• **What needs to be done**:
Here are some records; copy every line that holds the word "name".

[begin Data extract]

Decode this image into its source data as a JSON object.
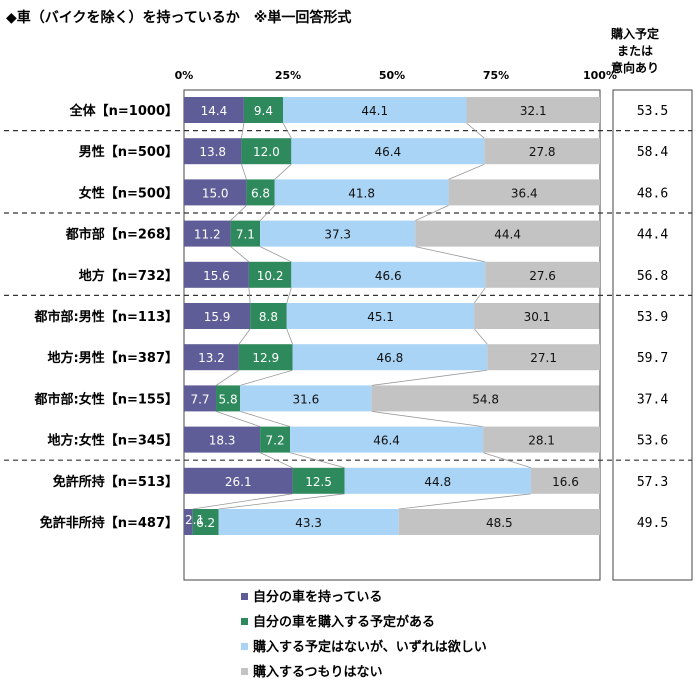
{
  "chart_data": {
    "type": "bar",
    "stacked": true,
    "orientation": "horizontal",
    "title": "◆車（バイクを除く）を持っているか　※単一回答形式",
    "xlim": [
      0,
      100
    ],
    "x_ticks": [
      "0%",
      "25%",
      "50%",
      "75%",
      "100%"
    ],
    "side_header": [
      "購入予定",
      "または",
      "意向あり"
    ],
    "categories": [
      "全体【n=1000】",
      "男性【n=500】",
      "女性【n=500】",
      "都市部【n=268】",
      "地方【n=732】",
      "都市部:男性【n=113】",
      "地方:男性【n=387】",
      "都市部:女性【n=155】",
      "地方:女性【n=345】",
      "免許所持【n=513】",
      "免許非所持【n=487】"
    ],
    "series": [
      {
        "name": "自分の車を持っている",
        "color": "#5f5d97",
        "values": [
          14.4,
          13.8,
          15.0,
          11.2,
          15.6,
          15.9,
          13.2,
          7.7,
          18.3,
          26.1,
          2.1
        ]
      },
      {
        "name": "自分の車を購入する予定がある",
        "color": "#2e8a5c",
        "values": [
          9.4,
          12.0,
          6.8,
          7.1,
          10.2,
          8.8,
          12.9,
          5.8,
          7.2,
          12.5,
          6.2
        ]
      },
      {
        "name": "購入する予定はないが、いずれは欲しい",
        "color": "#a9d4f5",
        "values": [
          44.1,
          46.4,
          41.8,
          37.3,
          46.6,
          45.1,
          46.8,
          31.6,
          46.4,
          44.8,
          43.3
        ]
      },
      {
        "name": "購入するつもりはない",
        "color": "#c3c3c3",
        "values": [
          32.1,
          27.8,
          36.4,
          44.4,
          27.6,
          30.1,
          27.1,
          54.8,
          28.1,
          16.6,
          48.5
        ]
      }
    ],
    "side_values": [
      "53.5",
      "58.4",
      "48.6",
      "44.4",
      "56.8",
      "53.9",
      "59.7",
      "37.4",
      "53.6",
      "57.3",
      "49.5"
    ],
    "group_separators_after": [
      0,
      2,
      4,
      8
    ],
    "legend_position": "bottom"
  }
}
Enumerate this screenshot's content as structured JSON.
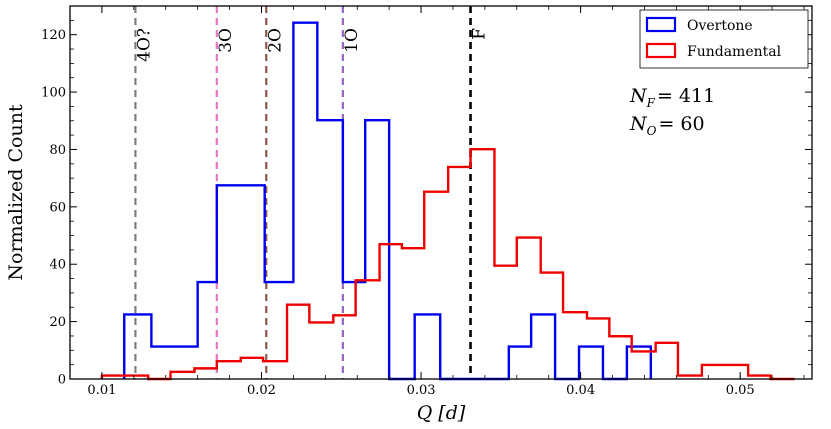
{
  "chart_data": {
    "type": "histogram",
    "xlabel": "Q [d]",
    "ylabel": "Normalized Count",
    "xlim": [
      0.008,
      0.0545
    ],
    "ylim": [
      0,
      130
    ],
    "x_ticks": [
      0.01,
      0.02,
      0.03,
      0.04,
      0.05
    ],
    "x_tick_labels": [
      "0.01",
      "0.02",
      "0.03",
      "0.04",
      "0.05"
    ],
    "y_ticks": [
      0,
      20,
      40,
      60,
      80,
      100,
      120
    ],
    "y_tick_labels": [
      "0",
      "20",
      "40",
      "60",
      "80",
      "100",
      "120"
    ],
    "grid": false,
    "legend_position": "top-right",
    "series": [
      {
        "name": "Overtone",
        "color": "#0000ee",
        "edges": [
          0.0114,
          0.0131,
          0.016,
          0.0172,
          0.0202,
          0.022,
          0.0235,
          0.0251,
          0.0265,
          0.028,
          0.0296,
          0.0312,
          0.0325,
          0.034,
          0.0355,
          0.0369,
          0.0384,
          0.0399,
          0.0414,
          0.0429,
          0.0444
        ],
        "values": [
          22.5,
          11.3,
          33.8,
          67.5,
          33.8,
          124.2,
          90.2,
          33.8,
          90.2,
          0,
          22.5,
          0,
          0,
          0,
          11.3,
          22.5,
          0,
          11.3,
          0,
          11.3
        ]
      },
      {
        "name": "Fundamental",
        "color": "#ee0000",
        "edges": [
          0.01,
          0.0129,
          0.0143,
          0.0158,
          0.0172,
          0.0187,
          0.0201,
          0.0216,
          0.023,
          0.0245,
          0.0259,
          0.0274,
          0.0288,
          0.0302,
          0.0317,
          0.0331,
          0.0346,
          0.036,
          0.0375,
          0.0389,
          0.0404,
          0.0418,
          0.0432,
          0.0447,
          0.0461,
          0.0476,
          0.049,
          0.0505,
          0.0519,
          0.0534
        ],
        "values": [
          1.2,
          0,
          2.5,
          3.7,
          6.2,
          7.4,
          6.2,
          25.9,
          19.7,
          22.2,
          34.4,
          47.0,
          45.6,
          65.3,
          73.9,
          80.1,
          39.5,
          49.3,
          37.1,
          23.3,
          21.1,
          14.9,
          9.6,
          12.6,
          1.2,
          4.9,
          4.9,
          1.2,
          0
        ]
      }
    ],
    "reference_lines": [
      {
        "x": 0.0121,
        "label": "4O?",
        "color": "#7f7f7f"
      },
      {
        "x": 0.0172,
        "label": "3O",
        "color": "#e377c2"
      },
      {
        "x": 0.0203,
        "label": "2O",
        "color": "#8c564b"
      },
      {
        "x": 0.0251,
        "label": "1O",
        "color": "#9467bd"
      },
      {
        "x": 0.0331,
        "label": "F",
        "color": "#000000"
      }
    ],
    "annotations": {
      "nf_symbol": "N",
      "nf_sub": "F",
      "nf_value": "= 411",
      "no_symbol": "N",
      "no_sub": "O",
      "no_value": "= 60"
    }
  }
}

[end Data extract]

• **Correct answer**:
        "name": "自分の車を持っている",
        "name": "自分の車を購入する予定がある",
        "name": "購入する予定はないが、いずれは欲しい",
        "name": "購入するつもりはない",
        "name": "Overtone",
        "name": "Fundamental",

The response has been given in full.